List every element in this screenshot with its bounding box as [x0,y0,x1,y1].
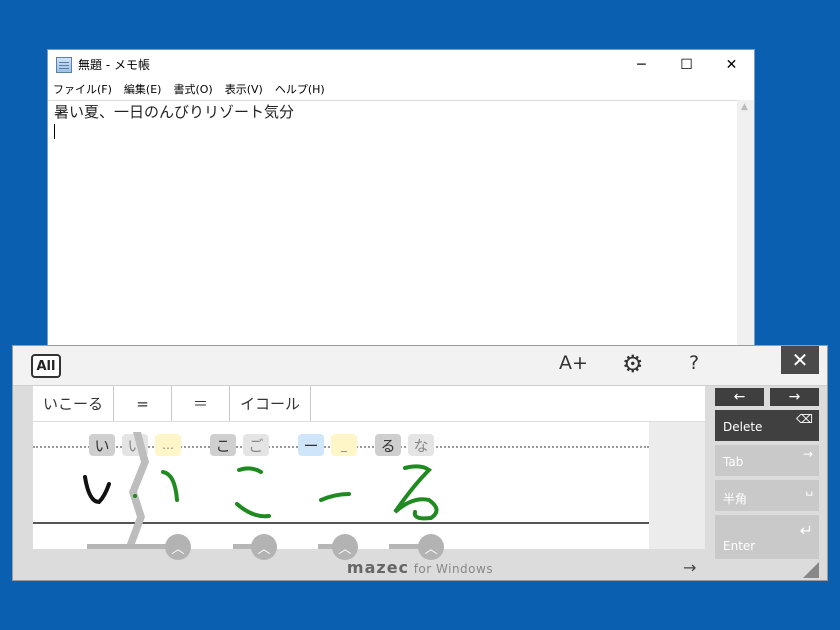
menu-format[interactable]: 書式(O) [173,81,212,97]
all-mode-button[interactable]: All [31,354,61,378]
enter-key[interactable]: Enter ↵ [715,515,819,559]
menu-help[interactable]: ヘルプ(H) [275,81,325,97]
editor-text: 暑い夏、一日のんびりリゾート気分 [54,103,295,121]
menu-edit[interactable]: 編集(E) [124,81,162,97]
minimize-button[interactable]: ─ [619,50,664,79]
delete-key[interactable]: Delete ⌫ [715,410,819,441]
menu-file[interactable]: ファイル(F) [53,81,112,97]
notepad-icon [56,56,72,73]
expand-chevron-up-icon[interactable]: ︿ [251,534,277,560]
notepad-window: 無題 - メモ帳 ─ ☐ ✕ ファイル(F) 編集(E) 書式(O) 表示(V)… [47,49,755,359]
brand-logo: mazec for Windows [346,558,494,577]
handwriting-area[interactable]: い い … こ ご ー _ る な [33,422,649,549]
text-caret [54,124,55,139]
font-size-button[interactable]: A+ [559,352,588,374]
scroll-up-icon[interactable]: ▲ [741,102,748,112]
window-title: 無題 - メモ帳 [78,58,150,72]
expand-chevron-up-icon[interactable]: ︿ [165,534,191,560]
next-page-arrow-icon[interactable]: → [683,558,696,577]
help-button[interactable]: ? [689,352,699,374]
expand-chevron-up-icon[interactable]: ︿ [332,534,358,560]
text-editor[interactable]: 暑い夏、一日のんびりリゾート気分 [48,100,754,358]
tab-key[interactable]: Tab → [715,445,819,476]
close-button[interactable]: ✕ [709,50,754,79]
candidate-item[interactable]: ＝ [172,386,231,421]
menu-view[interactable]: 表示(V) [225,81,263,97]
space-icon: ␣ [805,482,813,496]
menu-bar: ファイル(F) 編集(E) 書式(O) 表示(V) ヘルプ(H) [48,79,754,98]
tab-arrow-icon: → [802,447,813,461]
expand-chevron-up-icon[interactable]: ︿ [418,534,444,560]
cursor-right-button[interactable]: → [770,388,819,406]
ime-toolbar: All A+ ⚙ ? ✕ [13,346,827,386]
ime-close-button[interactable]: ✕ [781,346,819,374]
cursor-left-button[interactable]: ← [715,388,764,406]
segment-bar [87,544,167,549]
settings-gear-icon[interactable]: ⚙ [622,350,644,378]
resize-grip-icon[interactable] [803,562,819,578]
maximize-button[interactable]: ☐ [664,50,709,79]
vertical-scrollbar[interactable]: ▲ [737,100,754,358]
handwriting-strokes [83,432,439,549]
candidate-item[interactable]: イコール [230,386,312,421]
enter-return-icon: ↵ [799,521,813,540]
title-bar: 無題 - メモ帳 ─ ☐ ✕ [48,50,754,79]
candidate-item[interactable]: = [114,386,173,421]
mazec-ime-panel: All A+ ⚙ ? ✕ いこーる = ＝ イコール い い … こ ご ー _… [12,345,828,581]
key-panel: ← → Delete ⌫ Tab → 半角 ␣ Enter ↵ [715,388,819,559]
candidate-item[interactable]: いこーる [33,386,115,421]
backspace-icon: ⌫ [796,412,813,426]
handwriting-area-edge [649,422,705,549]
candidate-bar: いこーる = ＝ イコール [33,386,705,422]
hankaku-key[interactable]: 半角 ␣ [715,480,819,511]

--------------------------------

Your instructions –
Return the lines in the list above exactly, starting at the line that contains "menu-format[interactable]: 書式(O) [173,81,212,97]" and ending at the line that contains "expand-chevron-up-icon[interactable]: ︿ [251,534,277,560]", including both of those lines.

Answer to the task –
menu-format[interactable]: 書式(O) [173,81,212,97]
all-mode-button[interactable]: All [31,354,61,378]
enter-key[interactable]: Enter ↵ [715,515,819,559]
menu-help[interactable]: ヘルプ(H) [275,81,325,97]
editor-text: 暑い夏、一日のんびりリゾート気分 [54,103,295,121]
menu-edit[interactable]: 編集(E) [124,81,162,97]
minimize-button[interactable]: ─ [619,50,664,79]
delete-key[interactable]: Delete ⌫ [715,410,819,441]
menu-file[interactable]: ファイル(F) [53,81,112,97]
notepad-icon [56,56,72,73]
expand-chevron-up-icon[interactable]: ︿ [251,534,277,560]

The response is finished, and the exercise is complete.